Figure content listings

— BEGIN —

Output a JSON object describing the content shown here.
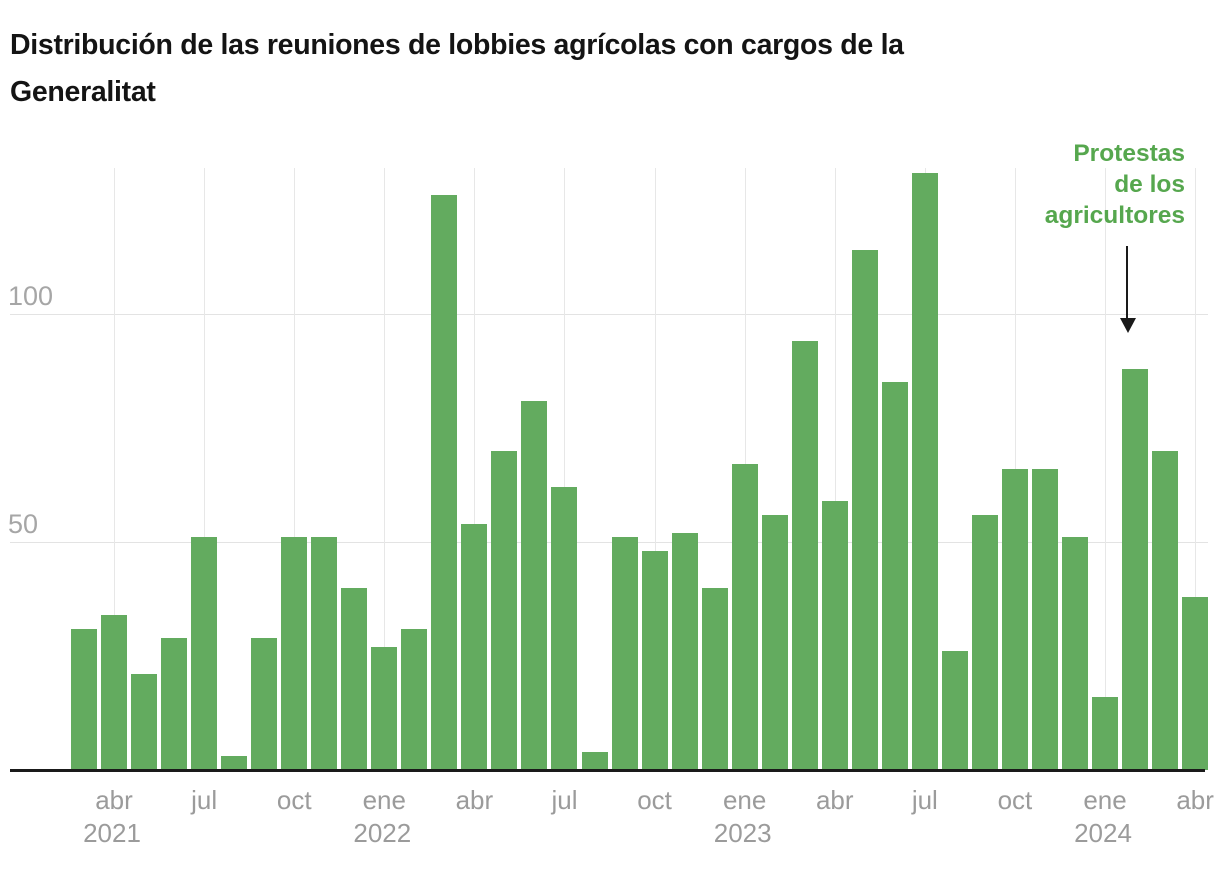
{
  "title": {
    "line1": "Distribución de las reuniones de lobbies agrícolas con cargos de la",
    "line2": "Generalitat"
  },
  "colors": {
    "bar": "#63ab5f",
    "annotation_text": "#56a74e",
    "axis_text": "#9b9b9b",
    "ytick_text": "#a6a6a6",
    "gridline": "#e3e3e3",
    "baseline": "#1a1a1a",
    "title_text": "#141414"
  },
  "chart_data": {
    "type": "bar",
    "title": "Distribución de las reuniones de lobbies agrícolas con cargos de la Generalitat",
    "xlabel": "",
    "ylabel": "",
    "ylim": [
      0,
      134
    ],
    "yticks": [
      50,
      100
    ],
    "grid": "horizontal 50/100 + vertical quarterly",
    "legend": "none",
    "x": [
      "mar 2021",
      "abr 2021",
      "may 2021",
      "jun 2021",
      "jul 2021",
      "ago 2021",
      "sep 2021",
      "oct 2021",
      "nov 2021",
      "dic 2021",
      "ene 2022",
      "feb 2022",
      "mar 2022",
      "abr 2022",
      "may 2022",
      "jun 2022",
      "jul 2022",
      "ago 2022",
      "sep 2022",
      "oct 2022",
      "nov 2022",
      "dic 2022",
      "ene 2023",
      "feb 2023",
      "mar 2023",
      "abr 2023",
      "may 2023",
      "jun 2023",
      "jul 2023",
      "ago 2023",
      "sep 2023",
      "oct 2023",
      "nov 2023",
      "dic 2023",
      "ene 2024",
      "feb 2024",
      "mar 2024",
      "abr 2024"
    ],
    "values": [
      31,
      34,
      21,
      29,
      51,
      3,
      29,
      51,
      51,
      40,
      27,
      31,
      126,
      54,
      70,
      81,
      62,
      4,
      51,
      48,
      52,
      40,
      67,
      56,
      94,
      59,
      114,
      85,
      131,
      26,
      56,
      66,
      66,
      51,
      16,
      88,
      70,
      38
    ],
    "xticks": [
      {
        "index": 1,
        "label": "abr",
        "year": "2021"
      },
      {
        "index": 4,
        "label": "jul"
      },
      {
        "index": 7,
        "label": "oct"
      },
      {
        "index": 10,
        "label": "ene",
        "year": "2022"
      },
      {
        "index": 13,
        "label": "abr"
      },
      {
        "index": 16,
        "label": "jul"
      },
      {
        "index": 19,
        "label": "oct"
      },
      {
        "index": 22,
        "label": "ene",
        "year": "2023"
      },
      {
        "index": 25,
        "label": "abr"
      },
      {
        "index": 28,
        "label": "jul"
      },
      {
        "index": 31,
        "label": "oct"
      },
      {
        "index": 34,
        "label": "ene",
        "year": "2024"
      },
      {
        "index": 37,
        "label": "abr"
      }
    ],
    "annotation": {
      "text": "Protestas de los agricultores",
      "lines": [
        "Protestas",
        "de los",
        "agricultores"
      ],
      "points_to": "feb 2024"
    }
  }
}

— END —
— BEGIN —

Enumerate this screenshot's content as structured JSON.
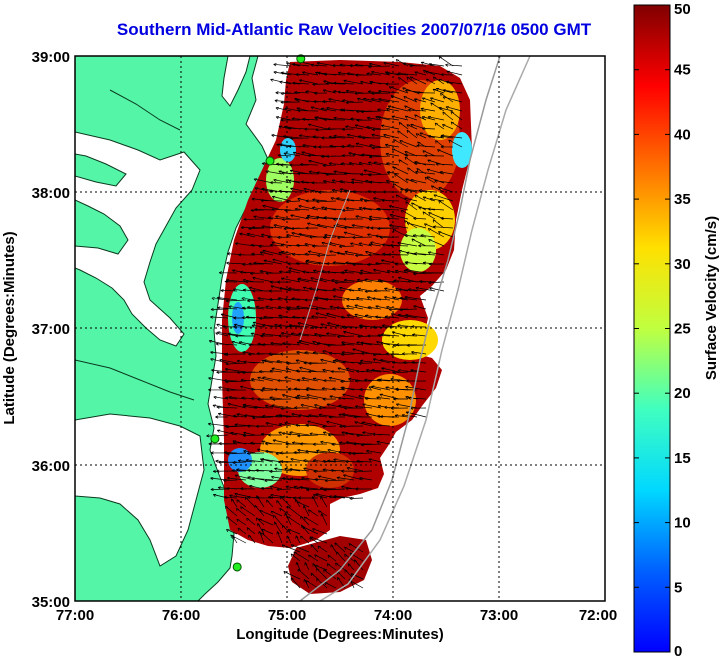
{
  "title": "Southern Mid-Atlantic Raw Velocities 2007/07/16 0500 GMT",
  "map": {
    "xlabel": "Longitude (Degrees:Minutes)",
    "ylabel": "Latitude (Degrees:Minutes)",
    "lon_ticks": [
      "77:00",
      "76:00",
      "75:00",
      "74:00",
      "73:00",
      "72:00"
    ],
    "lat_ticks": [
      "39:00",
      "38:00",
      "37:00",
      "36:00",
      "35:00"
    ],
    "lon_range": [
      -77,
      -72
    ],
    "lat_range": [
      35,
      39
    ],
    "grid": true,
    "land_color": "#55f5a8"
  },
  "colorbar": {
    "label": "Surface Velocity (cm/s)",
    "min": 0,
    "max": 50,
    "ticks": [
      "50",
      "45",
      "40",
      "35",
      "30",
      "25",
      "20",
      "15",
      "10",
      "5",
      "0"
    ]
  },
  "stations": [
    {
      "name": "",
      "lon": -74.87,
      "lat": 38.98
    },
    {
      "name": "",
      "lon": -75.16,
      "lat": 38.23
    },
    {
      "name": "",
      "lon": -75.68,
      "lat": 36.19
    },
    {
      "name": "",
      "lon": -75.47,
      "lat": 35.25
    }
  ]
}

— END —

§ PROBLEM TO SOLVE
All lines of the data above that include the word "Distribución" must be shown.

§ WRITTEN ANSWER
    "line1": "Distribución de las reuniones de lobbies agrícolas con cargos de la",
    "title": "Distribución de las reuniones de lobbies agrícolas con cargos de la Generalitat",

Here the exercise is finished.